#### [Material for this task]
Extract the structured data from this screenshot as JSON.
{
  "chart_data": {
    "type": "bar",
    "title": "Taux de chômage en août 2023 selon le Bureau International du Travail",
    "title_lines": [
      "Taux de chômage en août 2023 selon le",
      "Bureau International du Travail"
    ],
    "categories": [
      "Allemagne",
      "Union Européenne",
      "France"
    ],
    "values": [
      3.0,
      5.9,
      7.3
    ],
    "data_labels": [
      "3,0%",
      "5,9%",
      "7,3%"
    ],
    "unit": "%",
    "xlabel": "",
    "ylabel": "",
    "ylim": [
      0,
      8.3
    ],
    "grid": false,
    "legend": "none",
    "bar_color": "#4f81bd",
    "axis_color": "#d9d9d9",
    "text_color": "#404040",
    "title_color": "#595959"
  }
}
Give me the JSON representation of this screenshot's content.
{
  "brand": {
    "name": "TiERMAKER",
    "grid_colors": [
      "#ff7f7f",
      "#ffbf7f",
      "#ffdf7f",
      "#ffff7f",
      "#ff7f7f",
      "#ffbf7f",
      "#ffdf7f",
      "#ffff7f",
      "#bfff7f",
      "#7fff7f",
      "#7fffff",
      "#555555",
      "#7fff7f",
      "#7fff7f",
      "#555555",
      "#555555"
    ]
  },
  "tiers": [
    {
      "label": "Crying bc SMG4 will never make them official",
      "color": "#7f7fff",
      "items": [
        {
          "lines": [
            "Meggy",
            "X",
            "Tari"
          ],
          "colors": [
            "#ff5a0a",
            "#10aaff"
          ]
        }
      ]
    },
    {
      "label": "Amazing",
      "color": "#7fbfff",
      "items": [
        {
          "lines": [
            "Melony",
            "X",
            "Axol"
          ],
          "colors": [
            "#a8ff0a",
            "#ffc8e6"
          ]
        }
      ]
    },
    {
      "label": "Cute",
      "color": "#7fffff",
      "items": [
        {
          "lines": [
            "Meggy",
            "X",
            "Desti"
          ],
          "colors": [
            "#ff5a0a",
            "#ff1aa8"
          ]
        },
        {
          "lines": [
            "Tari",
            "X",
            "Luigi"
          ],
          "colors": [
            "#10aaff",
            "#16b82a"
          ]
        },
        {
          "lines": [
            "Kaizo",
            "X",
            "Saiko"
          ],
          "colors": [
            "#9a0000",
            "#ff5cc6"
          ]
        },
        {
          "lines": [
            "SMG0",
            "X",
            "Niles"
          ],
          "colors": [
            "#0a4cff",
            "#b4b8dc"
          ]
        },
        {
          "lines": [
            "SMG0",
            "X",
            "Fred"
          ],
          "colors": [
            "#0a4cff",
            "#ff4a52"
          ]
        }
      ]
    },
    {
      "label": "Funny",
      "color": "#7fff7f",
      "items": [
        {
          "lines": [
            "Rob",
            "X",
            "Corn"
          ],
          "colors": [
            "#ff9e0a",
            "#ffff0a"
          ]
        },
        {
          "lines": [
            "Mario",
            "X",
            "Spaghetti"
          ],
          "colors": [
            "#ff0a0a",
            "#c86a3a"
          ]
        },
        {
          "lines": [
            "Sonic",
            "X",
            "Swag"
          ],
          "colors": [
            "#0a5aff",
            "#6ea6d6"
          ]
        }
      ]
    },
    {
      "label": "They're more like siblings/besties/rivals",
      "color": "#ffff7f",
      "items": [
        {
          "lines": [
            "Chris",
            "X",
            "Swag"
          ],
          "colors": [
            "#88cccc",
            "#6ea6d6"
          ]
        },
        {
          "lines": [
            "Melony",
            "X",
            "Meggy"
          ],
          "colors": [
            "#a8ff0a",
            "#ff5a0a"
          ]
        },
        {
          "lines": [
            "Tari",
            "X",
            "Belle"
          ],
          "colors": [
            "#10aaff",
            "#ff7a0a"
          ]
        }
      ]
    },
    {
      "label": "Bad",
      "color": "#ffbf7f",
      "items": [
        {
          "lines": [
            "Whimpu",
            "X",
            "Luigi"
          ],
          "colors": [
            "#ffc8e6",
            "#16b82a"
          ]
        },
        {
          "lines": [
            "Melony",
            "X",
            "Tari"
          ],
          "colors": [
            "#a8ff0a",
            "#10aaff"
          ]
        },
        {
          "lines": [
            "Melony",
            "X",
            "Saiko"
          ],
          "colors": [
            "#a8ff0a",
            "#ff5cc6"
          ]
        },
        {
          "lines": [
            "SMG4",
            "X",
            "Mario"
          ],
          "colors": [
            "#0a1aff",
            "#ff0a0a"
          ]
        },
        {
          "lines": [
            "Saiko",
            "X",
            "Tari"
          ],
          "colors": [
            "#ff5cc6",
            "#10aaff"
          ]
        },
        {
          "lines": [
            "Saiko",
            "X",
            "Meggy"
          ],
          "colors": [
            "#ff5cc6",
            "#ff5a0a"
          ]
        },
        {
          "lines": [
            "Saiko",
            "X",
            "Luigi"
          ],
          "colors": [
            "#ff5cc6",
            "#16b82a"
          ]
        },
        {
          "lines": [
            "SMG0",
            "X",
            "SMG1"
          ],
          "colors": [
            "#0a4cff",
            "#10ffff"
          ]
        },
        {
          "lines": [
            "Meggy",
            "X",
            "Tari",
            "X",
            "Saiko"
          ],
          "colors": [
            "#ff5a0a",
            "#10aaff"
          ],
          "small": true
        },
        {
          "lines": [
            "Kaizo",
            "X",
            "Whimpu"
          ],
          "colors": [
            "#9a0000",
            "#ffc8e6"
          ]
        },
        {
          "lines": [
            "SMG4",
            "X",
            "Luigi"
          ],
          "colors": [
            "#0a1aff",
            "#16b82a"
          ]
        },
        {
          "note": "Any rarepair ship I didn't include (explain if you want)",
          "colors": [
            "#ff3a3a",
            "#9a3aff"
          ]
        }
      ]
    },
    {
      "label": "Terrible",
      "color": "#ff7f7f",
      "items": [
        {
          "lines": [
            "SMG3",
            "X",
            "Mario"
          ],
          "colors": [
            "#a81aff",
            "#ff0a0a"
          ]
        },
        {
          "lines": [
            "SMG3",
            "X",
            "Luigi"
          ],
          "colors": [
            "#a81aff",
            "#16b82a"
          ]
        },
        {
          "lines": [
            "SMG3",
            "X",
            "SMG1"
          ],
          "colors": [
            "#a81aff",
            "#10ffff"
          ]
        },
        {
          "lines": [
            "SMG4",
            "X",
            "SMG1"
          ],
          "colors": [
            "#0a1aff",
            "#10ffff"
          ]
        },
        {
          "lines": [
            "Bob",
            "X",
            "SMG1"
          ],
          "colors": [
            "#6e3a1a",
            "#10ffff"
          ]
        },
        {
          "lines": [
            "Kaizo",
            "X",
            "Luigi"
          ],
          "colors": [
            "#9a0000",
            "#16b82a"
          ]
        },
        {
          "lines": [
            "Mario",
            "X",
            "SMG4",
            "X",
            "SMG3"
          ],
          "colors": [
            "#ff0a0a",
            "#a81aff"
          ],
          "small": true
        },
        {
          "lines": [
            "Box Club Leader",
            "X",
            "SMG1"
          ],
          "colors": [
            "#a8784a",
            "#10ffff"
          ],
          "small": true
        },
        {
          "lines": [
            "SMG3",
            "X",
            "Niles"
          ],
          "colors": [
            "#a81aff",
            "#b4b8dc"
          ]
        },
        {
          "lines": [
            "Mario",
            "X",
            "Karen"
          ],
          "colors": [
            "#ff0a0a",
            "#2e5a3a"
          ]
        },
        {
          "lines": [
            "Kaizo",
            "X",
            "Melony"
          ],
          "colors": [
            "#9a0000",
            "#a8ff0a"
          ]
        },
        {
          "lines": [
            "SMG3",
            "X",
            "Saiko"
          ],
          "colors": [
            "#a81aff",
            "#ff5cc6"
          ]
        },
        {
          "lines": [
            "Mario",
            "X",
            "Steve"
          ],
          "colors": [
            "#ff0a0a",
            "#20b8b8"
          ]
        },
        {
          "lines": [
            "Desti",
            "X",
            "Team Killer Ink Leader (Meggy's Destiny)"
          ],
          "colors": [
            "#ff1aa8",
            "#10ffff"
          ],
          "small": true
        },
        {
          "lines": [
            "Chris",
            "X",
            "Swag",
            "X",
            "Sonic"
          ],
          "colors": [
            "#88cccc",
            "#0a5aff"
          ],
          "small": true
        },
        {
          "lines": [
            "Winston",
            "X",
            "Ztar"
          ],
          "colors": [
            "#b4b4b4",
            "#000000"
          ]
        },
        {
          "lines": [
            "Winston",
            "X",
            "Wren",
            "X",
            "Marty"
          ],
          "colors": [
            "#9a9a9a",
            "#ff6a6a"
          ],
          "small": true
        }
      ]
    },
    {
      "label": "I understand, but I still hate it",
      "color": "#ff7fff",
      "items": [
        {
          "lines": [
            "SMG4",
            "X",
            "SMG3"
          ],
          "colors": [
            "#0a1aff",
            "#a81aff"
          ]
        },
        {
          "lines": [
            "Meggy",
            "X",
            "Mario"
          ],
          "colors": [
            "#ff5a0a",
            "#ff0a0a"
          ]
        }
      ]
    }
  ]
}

#### [What you need to do]
Look through the records and gather every line containing "Leader".

#### [Final answer]
            "Box Club Leader",
            "Team Killer Ink Leader (Meggy's Destiny)"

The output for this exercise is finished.